There are a couple of ways you could do this. The first thing that comes to mind is np.einsum:

# some fake data
gen = np.random.RandomState(0)
ni, nj, nk = 10, 20, 100
U = gen.randn(ni, nj, nk)
V = gen.randn(nj, nk)

res1 = np.zeros((ni, nk))
for k in range(nk):
    res1[:,k] = U[:,:,k].dot(V[:,k])

res2 = np.einsum('ijk,jk->ik', U, V)

print(np.allclose(res1, res2))
# True

np.einsum uses Einstein notation to express tensor contractions. In the expression 'ijk,jk->ik' above, i,j and k are subscripts that correspond to the different dimensions of U and V. Each comma-separated grouping corresponds to one of the operands passed to np.einsum (in this case U has dimensions ijk and V has dimensions jk). The '->ik' part specifies the dimensions of the output array. Any dimensions with subscripts that aren't present in the output string are summed over.

◆ Supplied data
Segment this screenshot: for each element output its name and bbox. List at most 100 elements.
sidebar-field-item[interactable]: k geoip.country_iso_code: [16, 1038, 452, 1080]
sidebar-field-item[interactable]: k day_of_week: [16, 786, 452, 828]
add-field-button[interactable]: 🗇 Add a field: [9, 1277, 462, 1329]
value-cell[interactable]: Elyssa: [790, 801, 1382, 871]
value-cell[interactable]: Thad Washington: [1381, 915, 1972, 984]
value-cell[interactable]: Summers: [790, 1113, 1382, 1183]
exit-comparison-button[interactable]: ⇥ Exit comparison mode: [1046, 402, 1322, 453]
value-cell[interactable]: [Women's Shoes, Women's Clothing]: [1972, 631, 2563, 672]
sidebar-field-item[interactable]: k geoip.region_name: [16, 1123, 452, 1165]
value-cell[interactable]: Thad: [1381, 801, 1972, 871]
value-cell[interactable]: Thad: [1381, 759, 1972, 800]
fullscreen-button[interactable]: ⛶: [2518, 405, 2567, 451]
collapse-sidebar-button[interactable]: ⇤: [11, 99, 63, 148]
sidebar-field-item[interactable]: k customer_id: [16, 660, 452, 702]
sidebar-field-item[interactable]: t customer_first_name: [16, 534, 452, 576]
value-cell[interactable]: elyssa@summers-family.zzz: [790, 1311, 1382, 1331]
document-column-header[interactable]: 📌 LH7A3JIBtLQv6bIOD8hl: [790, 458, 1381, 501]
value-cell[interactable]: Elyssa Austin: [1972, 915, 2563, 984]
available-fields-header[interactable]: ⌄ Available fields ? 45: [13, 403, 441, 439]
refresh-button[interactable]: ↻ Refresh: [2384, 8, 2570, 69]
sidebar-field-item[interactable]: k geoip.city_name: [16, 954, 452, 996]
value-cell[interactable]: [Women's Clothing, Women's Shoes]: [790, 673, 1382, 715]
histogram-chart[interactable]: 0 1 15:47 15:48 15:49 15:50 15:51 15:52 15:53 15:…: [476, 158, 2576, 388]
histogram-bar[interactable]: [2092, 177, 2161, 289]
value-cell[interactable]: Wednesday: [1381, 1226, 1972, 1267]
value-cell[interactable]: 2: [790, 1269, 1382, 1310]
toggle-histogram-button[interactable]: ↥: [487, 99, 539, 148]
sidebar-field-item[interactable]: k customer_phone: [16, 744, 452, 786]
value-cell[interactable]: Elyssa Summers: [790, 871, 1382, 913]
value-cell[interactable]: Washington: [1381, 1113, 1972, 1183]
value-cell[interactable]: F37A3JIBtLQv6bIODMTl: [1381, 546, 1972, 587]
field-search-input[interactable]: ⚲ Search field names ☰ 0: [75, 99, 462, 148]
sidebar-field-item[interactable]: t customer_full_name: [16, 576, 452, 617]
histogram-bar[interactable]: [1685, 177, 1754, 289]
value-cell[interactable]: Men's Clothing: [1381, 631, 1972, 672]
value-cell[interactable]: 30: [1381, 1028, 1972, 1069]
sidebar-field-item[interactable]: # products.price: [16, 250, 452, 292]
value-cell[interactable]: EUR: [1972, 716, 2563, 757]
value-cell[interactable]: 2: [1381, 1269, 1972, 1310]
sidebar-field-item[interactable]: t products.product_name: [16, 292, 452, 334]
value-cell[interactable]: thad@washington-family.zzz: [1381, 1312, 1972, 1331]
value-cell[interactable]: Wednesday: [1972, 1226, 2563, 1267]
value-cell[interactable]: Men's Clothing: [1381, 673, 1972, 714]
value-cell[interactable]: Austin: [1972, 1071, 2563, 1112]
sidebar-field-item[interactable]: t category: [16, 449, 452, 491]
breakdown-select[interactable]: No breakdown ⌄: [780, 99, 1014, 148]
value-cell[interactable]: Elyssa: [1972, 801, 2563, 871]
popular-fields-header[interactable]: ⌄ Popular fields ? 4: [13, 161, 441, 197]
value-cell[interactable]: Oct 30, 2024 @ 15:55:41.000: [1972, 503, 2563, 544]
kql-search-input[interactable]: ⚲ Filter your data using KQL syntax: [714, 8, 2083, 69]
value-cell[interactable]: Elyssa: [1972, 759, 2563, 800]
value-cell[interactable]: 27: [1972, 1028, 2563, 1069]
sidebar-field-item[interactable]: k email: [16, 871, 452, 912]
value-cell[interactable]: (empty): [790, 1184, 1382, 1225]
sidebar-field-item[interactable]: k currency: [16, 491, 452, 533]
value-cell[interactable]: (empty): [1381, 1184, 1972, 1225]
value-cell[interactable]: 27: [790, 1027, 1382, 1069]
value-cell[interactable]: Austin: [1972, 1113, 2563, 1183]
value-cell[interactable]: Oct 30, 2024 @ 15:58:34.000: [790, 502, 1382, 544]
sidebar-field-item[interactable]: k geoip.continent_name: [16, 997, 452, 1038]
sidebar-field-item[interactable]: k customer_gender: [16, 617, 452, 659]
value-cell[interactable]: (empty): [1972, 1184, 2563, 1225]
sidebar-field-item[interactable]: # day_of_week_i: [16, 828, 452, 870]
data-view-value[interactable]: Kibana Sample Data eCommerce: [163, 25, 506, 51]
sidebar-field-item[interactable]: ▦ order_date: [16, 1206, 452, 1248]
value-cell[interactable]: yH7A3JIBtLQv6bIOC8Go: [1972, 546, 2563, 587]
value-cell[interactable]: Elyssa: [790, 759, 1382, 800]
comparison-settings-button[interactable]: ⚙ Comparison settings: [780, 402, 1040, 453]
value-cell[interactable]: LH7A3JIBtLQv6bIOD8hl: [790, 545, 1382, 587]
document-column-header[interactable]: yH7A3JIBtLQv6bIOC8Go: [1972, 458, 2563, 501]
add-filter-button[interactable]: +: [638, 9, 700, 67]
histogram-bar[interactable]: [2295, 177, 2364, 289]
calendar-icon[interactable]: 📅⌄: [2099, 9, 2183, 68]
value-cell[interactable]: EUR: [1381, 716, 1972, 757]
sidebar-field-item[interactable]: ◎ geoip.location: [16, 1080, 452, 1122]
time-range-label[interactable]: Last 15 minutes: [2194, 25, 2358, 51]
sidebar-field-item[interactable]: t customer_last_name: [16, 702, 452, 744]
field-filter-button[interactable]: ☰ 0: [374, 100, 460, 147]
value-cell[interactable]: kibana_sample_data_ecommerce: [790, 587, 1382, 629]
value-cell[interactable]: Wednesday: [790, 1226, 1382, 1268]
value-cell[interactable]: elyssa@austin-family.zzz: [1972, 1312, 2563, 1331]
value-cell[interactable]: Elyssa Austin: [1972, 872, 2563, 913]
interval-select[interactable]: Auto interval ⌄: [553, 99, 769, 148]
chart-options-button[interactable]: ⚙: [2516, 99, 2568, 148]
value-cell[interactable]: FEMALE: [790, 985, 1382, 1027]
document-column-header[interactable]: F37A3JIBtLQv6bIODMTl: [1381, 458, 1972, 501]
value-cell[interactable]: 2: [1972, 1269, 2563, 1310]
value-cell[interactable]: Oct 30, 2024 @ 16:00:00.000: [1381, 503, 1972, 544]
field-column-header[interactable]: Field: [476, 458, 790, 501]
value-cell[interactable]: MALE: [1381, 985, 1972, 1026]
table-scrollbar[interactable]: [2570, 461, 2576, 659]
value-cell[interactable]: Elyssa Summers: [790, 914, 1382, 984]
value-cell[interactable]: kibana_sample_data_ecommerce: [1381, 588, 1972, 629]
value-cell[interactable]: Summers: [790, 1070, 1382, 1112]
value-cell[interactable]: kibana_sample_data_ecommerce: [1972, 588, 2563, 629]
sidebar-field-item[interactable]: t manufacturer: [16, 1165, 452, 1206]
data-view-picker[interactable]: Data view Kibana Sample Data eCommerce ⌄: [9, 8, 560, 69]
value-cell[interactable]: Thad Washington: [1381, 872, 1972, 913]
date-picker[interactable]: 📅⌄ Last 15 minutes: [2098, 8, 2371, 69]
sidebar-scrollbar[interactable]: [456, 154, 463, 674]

◆ What to do
(a) Return the part of the einsum excerpt starting at "# some fake" and ending at "print(np.allclose(res1, res2))".
(b) Resume the einsum excerpt from the point at which it stops.
The entries are separate material that has no connection to the einsum excerpt.

◆ Results for the exercise
(a)
# some fake data
gen = np.random.RandomState(0)
ni, nj, nk = 10, 20, 100
U = gen.randn(ni, nj, nk)
V = gen.randn(nj, nk)

res1 = np.zeros((ni, nk))
for k in range(nk):
    res1[:,k] = U[:,:,k].dot(V[:,k])

res2 = np.einsum('ijk,jk->ik', U, V)

print(np.allclose(res1, res2))

(b)
np.einsum is incredibly useful for performing complex tensor contractions, but it can take a while to fully wrap your head around how it works. You should take a look at the examples in the documentation (linked above).

Some other options:

  1. Element-wise multiplication with broadcasting, followed by summation:

    res3 = (U * V[None, ...]).sum(1)

  2. inner1d with a load of transposing:

    from numpy.core.umath_tests import inner1d

res4 = inner1d(U.transpose(0, 2, 1), V.T)

Some benchmarks:

In [1]: ni, nj, nk = 100, 200, 1000

In [2]: %%timeit U = gen.randn(ni, nj, nk); V = gen.randn(nj, nk)
   ....: np.einsum('ijk,jk->ik', U, V)
   ....: 
10 loops, best of 3: 23.4 ms per loop

In [3]: %%timeit U = gen.randn(ni, nj, nk); V = gen.randn(nj, nk)
(U * V[None, ...]).sum(1)
   ....: 
10 loops, best of 3: 59.7 ms per loop

In [4]: %%timeit U = gen.randn(ni, nj, nk); V = gen.randn(nj, nk)
inner1d(U.transpose(0, 2, 1), V.T)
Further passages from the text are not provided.